Make an exact copy of the entries below with the pictures removed.

--- Begin Records to use ---

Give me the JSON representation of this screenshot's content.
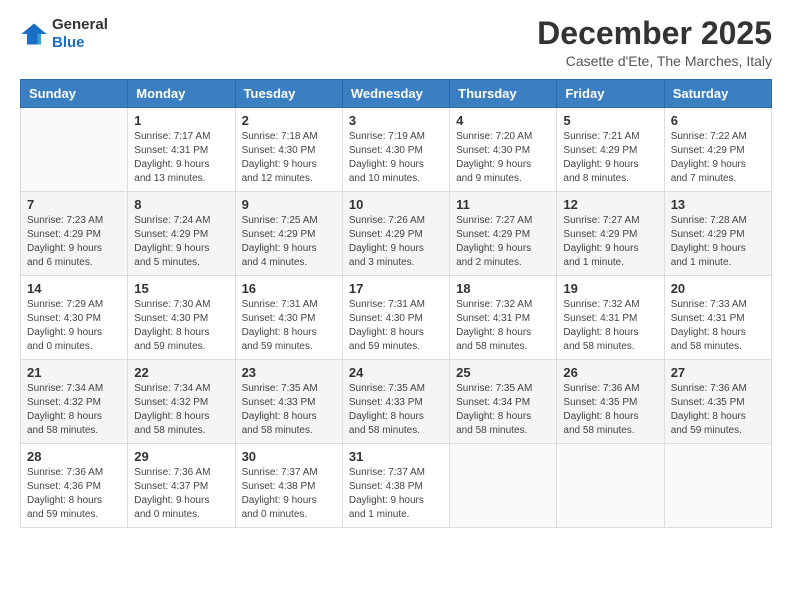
{
  "logo": {
    "general": "General",
    "blue": "Blue"
  },
  "title": "December 2025",
  "subtitle": "Casette d'Ete, The Marches, Italy",
  "weekdays": [
    "Sunday",
    "Monday",
    "Tuesday",
    "Wednesday",
    "Thursday",
    "Friday",
    "Saturday"
  ],
  "weeks": [
    [
      {
        "day": "",
        "sunrise": "",
        "sunset": "",
        "daylight": ""
      },
      {
        "day": "1",
        "sunrise": "Sunrise: 7:17 AM",
        "sunset": "Sunset: 4:31 PM",
        "daylight": "Daylight: 9 hours and 13 minutes."
      },
      {
        "day": "2",
        "sunrise": "Sunrise: 7:18 AM",
        "sunset": "Sunset: 4:30 PM",
        "daylight": "Daylight: 9 hours and 12 minutes."
      },
      {
        "day": "3",
        "sunrise": "Sunrise: 7:19 AM",
        "sunset": "Sunset: 4:30 PM",
        "daylight": "Daylight: 9 hours and 10 minutes."
      },
      {
        "day": "4",
        "sunrise": "Sunrise: 7:20 AM",
        "sunset": "Sunset: 4:30 PM",
        "daylight": "Daylight: 9 hours and 9 minutes."
      },
      {
        "day": "5",
        "sunrise": "Sunrise: 7:21 AM",
        "sunset": "Sunset: 4:29 PM",
        "daylight": "Daylight: 9 hours and 8 minutes."
      },
      {
        "day": "6",
        "sunrise": "Sunrise: 7:22 AM",
        "sunset": "Sunset: 4:29 PM",
        "daylight": "Daylight: 9 hours and 7 minutes."
      }
    ],
    [
      {
        "day": "7",
        "sunrise": "Sunrise: 7:23 AM",
        "sunset": "Sunset: 4:29 PM",
        "daylight": "Daylight: 9 hours and 6 minutes."
      },
      {
        "day": "8",
        "sunrise": "Sunrise: 7:24 AM",
        "sunset": "Sunset: 4:29 PM",
        "daylight": "Daylight: 9 hours and 5 minutes."
      },
      {
        "day": "9",
        "sunrise": "Sunrise: 7:25 AM",
        "sunset": "Sunset: 4:29 PM",
        "daylight": "Daylight: 9 hours and 4 minutes."
      },
      {
        "day": "10",
        "sunrise": "Sunrise: 7:26 AM",
        "sunset": "Sunset: 4:29 PM",
        "daylight": "Daylight: 9 hours and 3 minutes."
      },
      {
        "day": "11",
        "sunrise": "Sunrise: 7:27 AM",
        "sunset": "Sunset: 4:29 PM",
        "daylight": "Daylight: 9 hours and 2 minutes."
      },
      {
        "day": "12",
        "sunrise": "Sunrise: 7:27 AM",
        "sunset": "Sunset: 4:29 PM",
        "daylight": "Daylight: 9 hours and 1 minute."
      },
      {
        "day": "13",
        "sunrise": "Sunrise: 7:28 AM",
        "sunset": "Sunset: 4:29 PM",
        "daylight": "Daylight: 9 hours and 1 minute."
      }
    ],
    [
      {
        "day": "14",
        "sunrise": "Sunrise: 7:29 AM",
        "sunset": "Sunset: 4:30 PM",
        "daylight": "Daylight: 9 hours and 0 minutes."
      },
      {
        "day": "15",
        "sunrise": "Sunrise: 7:30 AM",
        "sunset": "Sunset: 4:30 PM",
        "daylight": "Daylight: 8 hours and 59 minutes."
      },
      {
        "day": "16",
        "sunrise": "Sunrise: 7:31 AM",
        "sunset": "Sunset: 4:30 PM",
        "daylight": "Daylight: 8 hours and 59 minutes."
      },
      {
        "day": "17",
        "sunrise": "Sunrise: 7:31 AM",
        "sunset": "Sunset: 4:30 PM",
        "daylight": "Daylight: 8 hours and 59 minutes."
      },
      {
        "day": "18",
        "sunrise": "Sunrise: 7:32 AM",
        "sunset": "Sunset: 4:31 PM",
        "daylight": "Daylight: 8 hours and 58 minutes."
      },
      {
        "day": "19",
        "sunrise": "Sunrise: 7:32 AM",
        "sunset": "Sunset: 4:31 PM",
        "daylight": "Daylight: 8 hours and 58 minutes."
      },
      {
        "day": "20",
        "sunrise": "Sunrise: 7:33 AM",
        "sunset": "Sunset: 4:31 PM",
        "daylight": "Daylight: 8 hours and 58 minutes."
      }
    ],
    [
      {
        "day": "21",
        "sunrise": "Sunrise: 7:34 AM",
        "sunset": "Sunset: 4:32 PM",
        "daylight": "Daylight: 8 hours and 58 minutes."
      },
      {
        "day": "22",
        "sunrise": "Sunrise: 7:34 AM",
        "sunset": "Sunset: 4:32 PM",
        "daylight": "Daylight: 8 hours and 58 minutes."
      },
      {
        "day": "23",
        "sunrise": "Sunrise: 7:35 AM",
        "sunset": "Sunset: 4:33 PM",
        "daylight": "Daylight: 8 hours and 58 minutes."
      },
      {
        "day": "24",
        "sunrise": "Sunrise: 7:35 AM",
        "sunset": "Sunset: 4:33 PM",
        "daylight": "Daylight: 8 hours and 58 minutes."
      },
      {
        "day": "25",
        "sunrise": "Sunrise: 7:35 AM",
        "sunset": "Sunset: 4:34 PM",
        "daylight": "Daylight: 8 hours and 58 minutes."
      },
      {
        "day": "26",
        "sunrise": "Sunrise: 7:36 AM",
        "sunset": "Sunset: 4:35 PM",
        "daylight": "Daylight: 8 hours and 58 minutes."
      },
      {
        "day": "27",
        "sunrise": "Sunrise: 7:36 AM",
        "sunset": "Sunset: 4:35 PM",
        "daylight": "Daylight: 8 hours and 59 minutes."
      }
    ],
    [
      {
        "day": "28",
        "sunrise": "Sunrise: 7:36 AM",
        "sunset": "Sunset: 4:36 PM",
        "daylight": "Daylight: 8 hours and 59 minutes."
      },
      {
        "day": "29",
        "sunrise": "Sunrise: 7:36 AM",
        "sunset": "Sunset: 4:37 PM",
        "daylight": "Daylight: 9 hours and 0 minutes."
      },
      {
        "day": "30",
        "sunrise": "Sunrise: 7:37 AM",
        "sunset": "Sunset: 4:38 PM",
        "daylight": "Daylight: 9 hours and 0 minutes."
      },
      {
        "day": "31",
        "sunrise": "Sunrise: 7:37 AM",
        "sunset": "Sunset: 4:38 PM",
        "daylight": "Daylight: 9 hours and 1 minute."
      },
      {
        "day": "",
        "sunrise": "",
        "sunset": "",
        "daylight": ""
      },
      {
        "day": "",
        "sunrise": "",
        "sunset": "",
        "daylight": ""
      },
      {
        "day": "",
        "sunrise": "",
        "sunset": "",
        "daylight": ""
      }
    ]
  ]
}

--- End Records to use ---

#### Answer to this problem:
Give me the JSON representation of this screenshot's content.
{
  "logo": {
    "general": "General",
    "blue": "Blue"
  },
  "title": "December 2025",
  "subtitle": "Casette d'Ete, The Marches, Italy",
  "weekdays": [
    "Sunday",
    "Monday",
    "Tuesday",
    "Wednesday",
    "Thursday",
    "Friday",
    "Saturday"
  ],
  "weeks": [
    [
      {
        "day": "",
        "sunrise": "",
        "sunset": "",
        "daylight": ""
      },
      {
        "day": "1",
        "sunrise": "Sunrise: 7:17 AM",
        "sunset": "Sunset: 4:31 PM",
        "daylight": "Daylight: 9 hours and 13 minutes."
      },
      {
        "day": "2",
        "sunrise": "Sunrise: 7:18 AM",
        "sunset": "Sunset: 4:30 PM",
        "daylight": "Daylight: 9 hours and 12 minutes."
      },
      {
        "day": "3",
        "sunrise": "Sunrise: 7:19 AM",
        "sunset": "Sunset: 4:30 PM",
        "daylight": "Daylight: 9 hours and 10 minutes."
      },
      {
        "day": "4",
        "sunrise": "Sunrise: 7:20 AM",
        "sunset": "Sunset: 4:30 PM",
        "daylight": "Daylight: 9 hours and 9 minutes."
      },
      {
        "day": "5",
        "sunrise": "Sunrise: 7:21 AM",
        "sunset": "Sunset: 4:29 PM",
        "daylight": "Daylight: 9 hours and 8 minutes."
      },
      {
        "day": "6",
        "sunrise": "Sunrise: 7:22 AM",
        "sunset": "Sunset: 4:29 PM",
        "daylight": "Daylight: 9 hours and 7 minutes."
      }
    ],
    [
      {
        "day": "7",
        "sunrise": "Sunrise: 7:23 AM",
        "sunset": "Sunset: 4:29 PM",
        "daylight": "Daylight: 9 hours and 6 minutes."
      },
      {
        "day": "8",
        "sunrise": "Sunrise: 7:24 AM",
        "sunset": "Sunset: 4:29 PM",
        "daylight": "Daylight: 9 hours and 5 minutes."
      },
      {
        "day": "9",
        "sunrise": "Sunrise: 7:25 AM",
        "sunset": "Sunset: 4:29 PM",
        "daylight": "Daylight: 9 hours and 4 minutes."
      },
      {
        "day": "10",
        "sunrise": "Sunrise: 7:26 AM",
        "sunset": "Sunset: 4:29 PM",
        "daylight": "Daylight: 9 hours and 3 minutes."
      },
      {
        "day": "11",
        "sunrise": "Sunrise: 7:27 AM",
        "sunset": "Sunset: 4:29 PM",
        "daylight": "Daylight: 9 hours and 2 minutes."
      },
      {
        "day": "12",
        "sunrise": "Sunrise: 7:27 AM",
        "sunset": "Sunset: 4:29 PM",
        "daylight": "Daylight: 9 hours and 1 minute."
      },
      {
        "day": "13",
        "sunrise": "Sunrise: 7:28 AM",
        "sunset": "Sunset: 4:29 PM",
        "daylight": "Daylight: 9 hours and 1 minute."
      }
    ],
    [
      {
        "day": "14",
        "sunrise": "Sunrise: 7:29 AM",
        "sunset": "Sunset: 4:30 PM",
        "daylight": "Daylight: 9 hours and 0 minutes."
      },
      {
        "day": "15",
        "sunrise": "Sunrise: 7:30 AM",
        "sunset": "Sunset: 4:30 PM",
        "daylight": "Daylight: 8 hours and 59 minutes."
      },
      {
        "day": "16",
        "sunrise": "Sunrise: 7:31 AM",
        "sunset": "Sunset: 4:30 PM",
        "daylight": "Daylight: 8 hours and 59 minutes."
      },
      {
        "day": "17",
        "sunrise": "Sunrise: 7:31 AM",
        "sunset": "Sunset: 4:30 PM",
        "daylight": "Daylight: 8 hours and 59 minutes."
      },
      {
        "day": "18",
        "sunrise": "Sunrise: 7:32 AM",
        "sunset": "Sunset: 4:31 PM",
        "daylight": "Daylight: 8 hours and 58 minutes."
      },
      {
        "day": "19",
        "sunrise": "Sunrise: 7:32 AM",
        "sunset": "Sunset: 4:31 PM",
        "daylight": "Daylight: 8 hours and 58 minutes."
      },
      {
        "day": "20",
        "sunrise": "Sunrise: 7:33 AM",
        "sunset": "Sunset: 4:31 PM",
        "daylight": "Daylight: 8 hours and 58 minutes."
      }
    ],
    [
      {
        "day": "21",
        "sunrise": "Sunrise: 7:34 AM",
        "sunset": "Sunset: 4:32 PM",
        "daylight": "Daylight: 8 hours and 58 minutes."
      },
      {
        "day": "22",
        "sunrise": "Sunrise: 7:34 AM",
        "sunset": "Sunset: 4:32 PM",
        "daylight": "Daylight: 8 hours and 58 minutes."
      },
      {
        "day": "23",
        "sunrise": "Sunrise: 7:35 AM",
        "sunset": "Sunset: 4:33 PM",
        "daylight": "Daylight: 8 hours and 58 minutes."
      },
      {
        "day": "24",
        "sunrise": "Sunrise: 7:35 AM",
        "sunset": "Sunset: 4:33 PM",
        "daylight": "Daylight: 8 hours and 58 minutes."
      },
      {
        "day": "25",
        "sunrise": "Sunrise: 7:35 AM",
        "sunset": "Sunset: 4:34 PM",
        "daylight": "Daylight: 8 hours and 58 minutes."
      },
      {
        "day": "26",
        "sunrise": "Sunrise: 7:36 AM",
        "sunset": "Sunset: 4:35 PM",
        "daylight": "Daylight: 8 hours and 58 minutes."
      },
      {
        "day": "27",
        "sunrise": "Sunrise: 7:36 AM",
        "sunset": "Sunset: 4:35 PM",
        "daylight": "Daylight: 8 hours and 59 minutes."
      }
    ],
    [
      {
        "day": "28",
        "sunrise": "Sunrise: 7:36 AM",
        "sunset": "Sunset: 4:36 PM",
        "daylight": "Daylight: 8 hours and 59 minutes."
      },
      {
        "day": "29",
        "sunrise": "Sunrise: 7:36 AM",
        "sunset": "Sunset: 4:37 PM",
        "daylight": "Daylight: 9 hours and 0 minutes."
      },
      {
        "day": "30",
        "sunrise": "Sunrise: 7:37 AM",
        "sunset": "Sunset: 4:38 PM",
        "daylight": "Daylight: 9 hours and 0 minutes."
      },
      {
        "day": "31",
        "sunrise": "Sunrise: 7:37 AM",
        "sunset": "Sunset: 4:38 PM",
        "daylight": "Daylight: 9 hours and 1 minute."
      },
      {
        "day": "",
        "sunrise": "",
        "sunset": "",
        "daylight": ""
      },
      {
        "day": "",
        "sunrise": "",
        "sunset": "",
        "daylight": ""
      },
      {
        "day": "",
        "sunrise": "",
        "sunset": "",
        "daylight": ""
      }
    ]
  ]
}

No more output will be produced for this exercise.